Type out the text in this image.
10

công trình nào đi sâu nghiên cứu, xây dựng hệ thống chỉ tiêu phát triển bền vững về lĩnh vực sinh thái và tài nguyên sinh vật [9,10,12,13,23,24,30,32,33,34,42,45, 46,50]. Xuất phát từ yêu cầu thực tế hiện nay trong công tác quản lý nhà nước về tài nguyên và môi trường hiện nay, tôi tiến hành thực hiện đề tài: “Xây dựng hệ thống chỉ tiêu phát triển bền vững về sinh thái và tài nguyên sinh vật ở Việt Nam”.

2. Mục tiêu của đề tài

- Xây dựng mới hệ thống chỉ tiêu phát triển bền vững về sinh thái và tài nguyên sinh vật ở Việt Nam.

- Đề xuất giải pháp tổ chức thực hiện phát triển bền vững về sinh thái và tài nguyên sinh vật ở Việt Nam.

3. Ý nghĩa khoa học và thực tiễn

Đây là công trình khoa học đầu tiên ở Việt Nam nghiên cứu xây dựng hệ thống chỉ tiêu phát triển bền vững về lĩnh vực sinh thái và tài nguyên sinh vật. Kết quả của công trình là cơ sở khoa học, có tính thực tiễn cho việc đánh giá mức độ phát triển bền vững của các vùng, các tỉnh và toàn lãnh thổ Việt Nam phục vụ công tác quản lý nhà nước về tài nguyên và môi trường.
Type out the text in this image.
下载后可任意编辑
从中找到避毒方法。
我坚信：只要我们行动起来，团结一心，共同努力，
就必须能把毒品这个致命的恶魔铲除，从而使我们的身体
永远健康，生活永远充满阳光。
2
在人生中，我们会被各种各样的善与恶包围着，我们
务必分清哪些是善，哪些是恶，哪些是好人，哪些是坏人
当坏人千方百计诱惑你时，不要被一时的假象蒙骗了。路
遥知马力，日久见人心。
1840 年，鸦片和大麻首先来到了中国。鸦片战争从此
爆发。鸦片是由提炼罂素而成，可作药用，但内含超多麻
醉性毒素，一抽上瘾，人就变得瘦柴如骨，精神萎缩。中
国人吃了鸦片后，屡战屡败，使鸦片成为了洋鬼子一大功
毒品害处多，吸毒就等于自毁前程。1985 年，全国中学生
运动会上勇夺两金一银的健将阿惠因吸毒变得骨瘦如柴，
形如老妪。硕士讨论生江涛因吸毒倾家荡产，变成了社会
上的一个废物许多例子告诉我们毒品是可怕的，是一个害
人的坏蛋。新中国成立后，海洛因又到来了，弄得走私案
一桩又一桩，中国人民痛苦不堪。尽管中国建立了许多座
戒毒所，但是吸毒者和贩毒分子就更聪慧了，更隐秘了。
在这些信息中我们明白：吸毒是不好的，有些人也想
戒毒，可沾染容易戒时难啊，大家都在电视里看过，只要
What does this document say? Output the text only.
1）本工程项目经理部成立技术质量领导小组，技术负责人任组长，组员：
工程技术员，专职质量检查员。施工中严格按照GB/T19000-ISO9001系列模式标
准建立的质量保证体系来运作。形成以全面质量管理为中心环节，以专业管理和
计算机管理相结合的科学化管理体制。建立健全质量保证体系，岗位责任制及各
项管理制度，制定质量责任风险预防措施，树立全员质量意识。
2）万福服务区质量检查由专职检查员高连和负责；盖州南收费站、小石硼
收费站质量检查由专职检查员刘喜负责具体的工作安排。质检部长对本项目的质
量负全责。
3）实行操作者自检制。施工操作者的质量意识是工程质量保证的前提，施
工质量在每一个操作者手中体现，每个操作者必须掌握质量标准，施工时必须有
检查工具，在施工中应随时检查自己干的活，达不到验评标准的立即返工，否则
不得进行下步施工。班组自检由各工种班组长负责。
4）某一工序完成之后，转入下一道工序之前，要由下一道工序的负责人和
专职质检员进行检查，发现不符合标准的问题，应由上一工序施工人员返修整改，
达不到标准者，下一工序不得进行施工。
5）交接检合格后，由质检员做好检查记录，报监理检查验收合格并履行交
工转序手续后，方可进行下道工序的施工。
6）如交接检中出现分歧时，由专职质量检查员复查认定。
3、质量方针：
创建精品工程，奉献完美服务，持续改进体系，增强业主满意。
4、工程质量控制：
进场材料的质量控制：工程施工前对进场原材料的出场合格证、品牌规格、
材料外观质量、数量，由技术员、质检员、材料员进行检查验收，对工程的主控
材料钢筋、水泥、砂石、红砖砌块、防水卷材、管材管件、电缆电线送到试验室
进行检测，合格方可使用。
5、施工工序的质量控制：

Your task
Extract all the material, leaving every line as it is.

Task answer
Type out the text in this image.
10

công trình nào đi sâu nghiên cứu, xây dựng hệ thống chỉ tiêu phát triển bền vững về lĩnh vực sinh thái và tài nguyên sinh vật [9,10,12,13,23,24,30,32,33,34,42,45, 46,50]. Xuất phát từ yêu cầu thực tế hiện nay trong công tác quản lý nhà nước về tài nguyên và môi trường hiện nay, tôi tiến hành thực hiện đề tài: “Xây dựng hệ thống chỉ tiêu phát triển bền vững về sinh thái và tài nguyên sinh vật ở Việt Nam”.

2. Mục tiêu của đề tài

- Xây dựng mới hệ thống chỉ tiêu phát triển bền vững về sinh thái và tài nguyên sinh vật ở Việt Nam.

- Đề xuất giải pháp tổ chức thực hiện phát triển bền vững về sinh thái và tài nguyên sinh vật ở Việt Nam.

3. Ý nghĩa khoa học và thực tiễn

Đây là công trình khoa học đầu tiên ở Việt Nam nghiên cứu xây dựng hệ thống chỉ tiêu phát triển bền vững về lĩnh vực sinh thái và tài nguyên sinh vật. Kết quả của công trình là cơ sở khoa học, có tính thực tiễn cho việc đánh giá mức độ phát triển bền vững của các vùng, các tỉnh và toàn lãnh thổ Việt Nam phục vụ công tác quản lý nhà nước về tài nguyên và môi trường.
Type out the text in this image.
下载后可任意编辑
从中找到避毒方法。
我坚信：只要我们行动起来，团结一心，共同努力，
就必须能把毒品这个致命的恶魔铲除，从而使我们的身体
永远健康，生活永远充满阳光。
2
在人生中，我们会被各种各样的善与恶包围着，我们
务必分清哪些是善，哪些是恶，哪些是好人，哪些是坏人
当坏人千方百计诱惑你时，不要被一时的假象蒙骗了。路
遥知马力，日久见人心。
1840 年，鸦片和大麻首先来到了中国。鸦片战争从此
爆发。鸦片是由提炼罂素而成，可作药用，但内含超多麻
醉性毒素，一抽上瘾，人就变得瘦柴如骨，精神萎缩。中
国人吃了鸦片后，屡战屡败，使鸦片成为了洋鬼子一大功
毒品害处多，吸毒就等于自毁前程。1985 年，全国中学生
运动会上勇夺两金一银的健将阿惠因吸毒变得骨瘦如柴，
形如老妪。硕士讨论生江涛因吸毒倾家荡产，变成了社会
上的一个废物许多例子告诉我们毒品是可怕的，是一个害
人的坏蛋。新中国成立后，海洛因又到来了，弄得走私案
一桩又一桩，中国人民痛苦不堪。尽管中国建立了许多座
戒毒所，但是吸毒者和贩毒分子就更聪慧了，更隐秘了。
在这些信息中我们明白：吸毒是不好的，有些人也想
戒毒，可沾染容易戒时难啊，大家都在电视里看过，只要
What does this document say? Output the text only.
1）本工程项目经理部成立技术质量领导小组，技术负责人任组长，组员：
工程技术员，专职质量检查员。施工中严格按照GB/T19000-ISO9001系列模式标
准建立的质量保证体系来运作。形成以全面质量管理为中心环节，以专业管理和
计算机管理相结合的科学化管理体制。建立健全质量保证体系，岗位责任制及各
项管理制度，制定质量责任风险预防措施，树立全员质量意识。
2）万福服务区质量检查由专职检查员高连和负责；盖州南收费站、小石硼
收费站质量检查由专职检查员刘喜负责具体的工作安排。质检部长对本项目的质
量负全责。
3）实行操作者自检制。施工操作者的质量意识是工程质量保证的前提，施
工质量在每一个操作者手中体现，每个操作者必须掌握质量标准，施工时必须有
检查工具，在施工中应随时检查自己干的活，达不到验评标准的立即返工，否则
不得进行下步施工。班组自检由各工种班组长负责。
4）某一工序完成之后，转入下一道工序之前，要由下一道工序的负责人和
专职质检员进行检查，发现不符合标准的问题，应由上一工序施工人员返修整改，
达不到标准者，下一工序不得进行施工。
5）交接检合格后，由质检员做好检查记录，报监理检查验收合格并履行交
工转序手续后，方可进行下道工序的施工。
6）如交接检中出现分歧时，由专职质量检查员复查认定。
3、质量方针：
创建精品工程，奉献完美服务，持续改进体系，增强业主满意。
4、工程质量控制：
进场材料的质量控制：工程施工前对进场原材料的出场合格证、品牌规格、
材料外观质量、数量，由技术员、质检员、材料员进行检查验收，对工程的主控
材料钢筋、水泥、砂石、红砖砌块、防水卷材、管材管件、电缆电线送到试验室
进行检测，合格方可使用。
5、施工工序的质量控制：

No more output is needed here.